## Complete the following:
A – In the text on unusual time zones, find the sentence that begins "Locations that use non standard time zones" and list every location in it whose name is a single word.
B – Resume the text on unusual time zones after its final sentence and continue writing it.

## Extract provided:
There are some countries and regions that follow unusual time zones. Many of them are in increments of a half hour, different from the usual hour difference you normally see. People traveling to and from areas of the world that use unusual time zones may become confused or have trouble discerning the local time.
A great example of this is in India, where despite only being a half an hour different from Coordinated Universal Time the time difference appears much larger. See our description of time zones in India below for a better explanation.
Locations that use non standard time zones include India, Sri Lanka, Afghanistan, Iran, Myanmar, Newfoundland, Regions of Australia, Venezuela, Nepal, Chatham Islands, and the Marquesas Islands.
Time Zone In India
Oddly enough, despite its vast size, all of India uses one time zone. They observe the Indian Standard Time (IST) which has an offset of thirty minutes from Coordinated Universal Time.
As an example, at 12:00 AM in an area using Coordinated Universal Time (UTC) it is 5:30 AM in India.
Click here -> India Time Zone Conversion to see the above time conversion in action.

## Data shown:

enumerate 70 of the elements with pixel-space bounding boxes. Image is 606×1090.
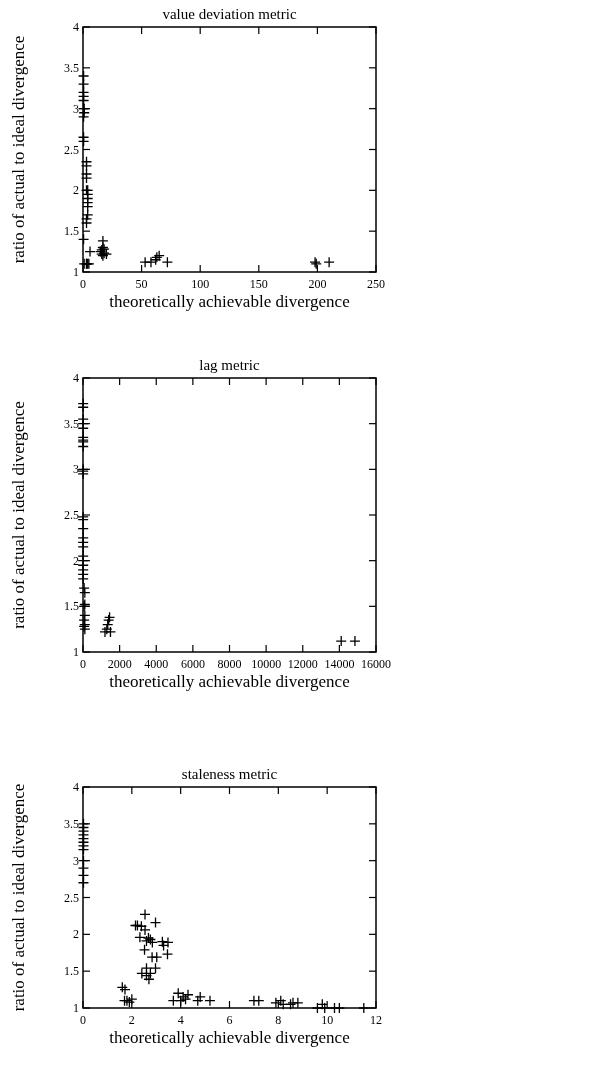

## Written responses:
A – India, Afghanistan, Iran, Myanmar, Newfoundland, Venezuela, Nepal

B –
India does not observe Daylight Saving, so the same time standard is used year round.
Time Zone In Sri Lanka
Sri Lanka adopted Indian Standard Time -- used in India -- in April 2006. This means they use a standard time with an offset of thirty minutes from UTC. See the description of India's time zone above to better understand the time difference between this time zone and Coordinated Universal Time.
Time Zone In Afghanistan
Afghanistan observes Afghanistan Time (AFT) and it has an offset of UTC + 4:30.
Time Zone In Iran
Iran uses Iran Standard Time (IRST) during winter months and Iran Daylight Time (IRDT) during summer months while Daylight Saving is active. Iran Standard Time is designated as UTC + 3:30, and Iran Daylight Time is designated as UTC + 4:30.
Time Zone In Myanmar
Many cities in Myanmar -- which is located in Southeast Asia -- use an offset of UTC + 6:30.
Time Zone In Newfoundland
Newfoundland in Canada uses Newfoundland Standard Time (NST) which has an offset of UTC - 3:30. During Daylight Saving, the area switches to an offset of UTC - 2:30.
Time Zone In Australia
There are some areas of Australia that observe a non-standard time zone.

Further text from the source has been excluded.